━━━ Given records

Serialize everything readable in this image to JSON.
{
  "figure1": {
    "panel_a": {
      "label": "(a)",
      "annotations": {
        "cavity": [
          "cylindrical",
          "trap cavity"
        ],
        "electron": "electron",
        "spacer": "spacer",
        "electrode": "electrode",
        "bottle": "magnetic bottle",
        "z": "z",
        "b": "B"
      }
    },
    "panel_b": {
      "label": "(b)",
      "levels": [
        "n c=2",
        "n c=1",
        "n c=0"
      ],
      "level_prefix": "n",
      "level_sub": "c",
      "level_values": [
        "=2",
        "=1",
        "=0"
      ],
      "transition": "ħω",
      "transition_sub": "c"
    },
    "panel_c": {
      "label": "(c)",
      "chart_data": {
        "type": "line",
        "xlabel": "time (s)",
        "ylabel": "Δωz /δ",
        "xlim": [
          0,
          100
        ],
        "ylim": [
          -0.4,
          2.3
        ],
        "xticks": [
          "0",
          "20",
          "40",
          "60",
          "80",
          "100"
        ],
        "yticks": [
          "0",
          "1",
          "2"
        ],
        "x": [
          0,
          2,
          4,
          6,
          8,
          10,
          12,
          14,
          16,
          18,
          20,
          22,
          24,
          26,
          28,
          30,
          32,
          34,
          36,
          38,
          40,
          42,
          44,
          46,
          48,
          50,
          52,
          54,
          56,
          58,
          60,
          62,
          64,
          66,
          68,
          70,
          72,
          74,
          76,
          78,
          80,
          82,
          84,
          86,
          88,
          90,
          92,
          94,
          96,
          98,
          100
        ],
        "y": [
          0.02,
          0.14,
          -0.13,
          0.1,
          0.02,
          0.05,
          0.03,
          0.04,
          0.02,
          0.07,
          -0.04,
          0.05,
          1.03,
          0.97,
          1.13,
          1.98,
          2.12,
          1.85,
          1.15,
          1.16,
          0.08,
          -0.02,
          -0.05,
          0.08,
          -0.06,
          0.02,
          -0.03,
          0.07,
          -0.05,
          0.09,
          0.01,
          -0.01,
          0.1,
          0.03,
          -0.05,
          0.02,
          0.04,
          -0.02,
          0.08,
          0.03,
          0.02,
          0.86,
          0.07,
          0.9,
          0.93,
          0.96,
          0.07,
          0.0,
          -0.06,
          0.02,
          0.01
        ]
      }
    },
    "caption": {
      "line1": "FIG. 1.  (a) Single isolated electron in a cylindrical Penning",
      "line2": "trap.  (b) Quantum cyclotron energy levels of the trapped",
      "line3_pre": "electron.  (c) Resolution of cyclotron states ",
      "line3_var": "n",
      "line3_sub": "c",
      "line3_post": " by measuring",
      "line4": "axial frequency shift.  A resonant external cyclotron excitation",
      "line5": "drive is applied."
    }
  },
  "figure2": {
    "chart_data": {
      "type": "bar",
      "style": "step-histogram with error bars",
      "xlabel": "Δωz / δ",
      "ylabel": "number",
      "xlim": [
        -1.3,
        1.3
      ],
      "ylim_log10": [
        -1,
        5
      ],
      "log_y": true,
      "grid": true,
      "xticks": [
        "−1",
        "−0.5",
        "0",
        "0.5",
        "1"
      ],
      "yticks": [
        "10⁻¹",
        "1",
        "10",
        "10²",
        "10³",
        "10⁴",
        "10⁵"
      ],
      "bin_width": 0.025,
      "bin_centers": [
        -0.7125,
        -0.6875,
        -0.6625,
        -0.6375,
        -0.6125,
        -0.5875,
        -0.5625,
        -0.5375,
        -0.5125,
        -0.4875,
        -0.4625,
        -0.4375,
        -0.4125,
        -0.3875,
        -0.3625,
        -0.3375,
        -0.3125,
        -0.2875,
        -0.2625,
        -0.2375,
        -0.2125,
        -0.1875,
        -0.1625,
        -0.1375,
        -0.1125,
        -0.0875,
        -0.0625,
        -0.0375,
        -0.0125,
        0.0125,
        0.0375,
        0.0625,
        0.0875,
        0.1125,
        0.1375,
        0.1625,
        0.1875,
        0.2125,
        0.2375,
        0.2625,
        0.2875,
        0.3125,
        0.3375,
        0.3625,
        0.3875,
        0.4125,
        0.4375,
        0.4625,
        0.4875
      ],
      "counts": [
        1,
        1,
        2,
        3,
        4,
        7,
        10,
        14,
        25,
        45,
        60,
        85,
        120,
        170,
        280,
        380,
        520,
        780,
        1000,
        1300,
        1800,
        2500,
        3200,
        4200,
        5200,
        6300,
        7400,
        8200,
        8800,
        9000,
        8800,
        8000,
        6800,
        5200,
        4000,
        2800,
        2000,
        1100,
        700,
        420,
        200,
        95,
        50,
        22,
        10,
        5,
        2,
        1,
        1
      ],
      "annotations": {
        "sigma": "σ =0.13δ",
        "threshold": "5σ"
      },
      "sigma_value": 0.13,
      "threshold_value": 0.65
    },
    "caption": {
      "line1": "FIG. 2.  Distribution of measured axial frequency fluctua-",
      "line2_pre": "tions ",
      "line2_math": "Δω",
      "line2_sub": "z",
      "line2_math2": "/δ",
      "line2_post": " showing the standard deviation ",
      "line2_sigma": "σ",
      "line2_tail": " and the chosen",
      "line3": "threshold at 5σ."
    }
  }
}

━━━━━━

What is expected: Retype all the records, matching them exactly.

Exercise result:
Serialize everything readable in this image to JSON.
{
  "figure1": {
    "panel_a": {
      "label": "(a)",
      "annotations": {
        "cavity": [
          "cylindrical",
          "trap cavity"
        ],
        "electron": "electron",
        "spacer": "spacer",
        "electrode": "electrode",
        "bottle": "magnetic bottle",
        "z": "z",
        "b": "B"
      }
    },
    "panel_b": {
      "label": "(b)",
      "levels": [
        "n c=2",
        "n c=1",
        "n c=0"
      ],
      "level_prefix": "n",
      "level_sub": "c",
      "level_values": [
        "=2",
        "=1",
        "=0"
      ],
      "transition": "ħω",
      "transition_sub": "c"
    },
    "panel_c": {
      "label": "(c)",
      "chart_data": {
        "type": "line",
        "xlabel": "time (s)",
        "ylabel": "Δωz /δ",
        "xlim": [
          0,
          100
        ],
        "ylim": [
          -0.4,
          2.3
        ],
        "xticks": [
          "0",
          "20",
          "40",
          "60",
          "80",
          "100"
        ],
        "yticks": [
          "0",
          "1",
          "2"
        ],
        "x": [
          0,
          2,
          4,
          6,
          8,
          10,
          12,
          14,
          16,
          18,
          20,
          22,
          24,
          26,
          28,
          30,
          32,
          34,
          36,
          38,
          40,
          42,
          44,
          46,
          48,
          50,
          52,
          54,
          56,
          58,
          60,
          62,
          64,
          66,
          68,
          70,
          72,
          74,
          76,
          78,
          80,
          82,
          84,
          86,
          88,
          90,
          92,
          94,
          96,
          98,
          100
        ],
        "y": [
          0.02,
          0.14,
          -0.13,
          0.1,
          0.02,
          0.05,
          0.03,
          0.04,
          0.02,
          0.07,
          -0.04,
          0.05,
          1.03,
          0.97,
          1.13,
          1.98,
          2.12,
          1.85,
          1.15,
          1.16,
          0.08,
          -0.02,
          -0.05,
          0.08,
          -0.06,
          0.02,
          -0.03,
          0.07,
          -0.05,
          0.09,
          0.01,
          -0.01,
          0.1,
          0.03,
          -0.05,
          0.02,
          0.04,
          -0.02,
          0.08,
          0.03,
          0.02,
          0.86,
          0.07,
          0.9,
          0.93,
          0.96,
          0.07,
          0.0,
          -0.06,
          0.02,
          0.01
        ]
      }
    },
    "caption": {
      "line1": "FIG. 1.  (a) Single isolated electron in a cylindrical Penning",
      "line2": "trap.  (b) Quantum cyclotron energy levels of the trapped",
      "line3_pre": "electron.  (c) Resolution of cyclotron states ",
      "line3_var": "n",
      "line3_sub": "c",
      "line3_post": " by measuring",
      "line4": "axial frequency shift.  A resonant external cyclotron excitation",
      "line5": "drive is applied."
    }
  },
  "figure2": {
    "chart_data": {
      "type": "bar",
      "style": "step-histogram with error bars",
      "xlabel": "Δωz / δ",
      "ylabel": "number",
      "xlim": [
        -1.3,
        1.3
      ],
      "ylim_log10": [
        -1,
        5
      ],
      "log_y": true,
      "grid": true,
      "xticks": [
        "−1",
        "−0.5",
        "0",
        "0.5",
        "1"
      ],
      "yticks": [
        "10⁻¹",
        "1",
        "10",
        "10²",
        "10³",
        "10⁴",
        "10⁵"
      ],
      "bin_width": 0.025,
      "bin_centers": [
        -0.7125,
        -0.6875,
        -0.6625,
        -0.6375,
        -0.6125,
        -0.5875,
        -0.5625,
        -0.5375,
        -0.5125,
        -0.4875,
        -0.4625,
        -0.4375,
        -0.4125,
        -0.3875,
        -0.3625,
        -0.3375,
        -0.3125,
        -0.2875,
        -0.2625,
        -0.2375,
        -0.2125,
        -0.1875,
        -0.1625,
        -0.1375,
        -0.1125,
        -0.0875,
        -0.0625,
        -0.0375,
        -0.0125,
        0.0125,
        0.0375,
        0.0625,
        0.0875,
        0.1125,
        0.1375,
        0.1625,
        0.1875,
        0.2125,
        0.2375,
        0.2625,
        0.2875,
        0.3125,
        0.3375,
        0.3625,
        0.3875,
        0.4125,
        0.4375,
        0.4625,
        0.4875
      ],
      "counts": [
        1,
        1,
        2,
        3,
        4,
        7,
        10,
        14,
        25,
        45,
        60,
        85,
        120,
        170,
        280,
        380,
        520,
        780,
        1000,
        1300,
        1800,
        2500,
        3200,
        4200,
        5200,
        6300,
        7400,
        8200,
        8800,
        9000,
        8800,
        8000,
        6800,
        5200,
        4000,
        2800,
        2000,
        1100,
        700,
        420,
        200,
        95,
        50,
        22,
        10,
        5,
        2,
        1,
        1
      ],
      "annotations": {
        "sigma": "σ =0.13δ",
        "threshold": "5σ"
      },
      "sigma_value": 0.13,
      "threshold_value": 0.65
    },
    "caption": {
      "line1": "FIG. 2.  Distribution of measured axial frequency fluctua-",
      "line2_pre": "tions ",
      "line2_math": "Δω",
      "line2_sub": "z",
      "line2_math2": "/δ",
      "line2_post": " showing the standard deviation ",
      "line2_sigma": "σ",
      "line2_tail": " and the chosen",
      "line3": "threshold at 5σ."
    }
  }
}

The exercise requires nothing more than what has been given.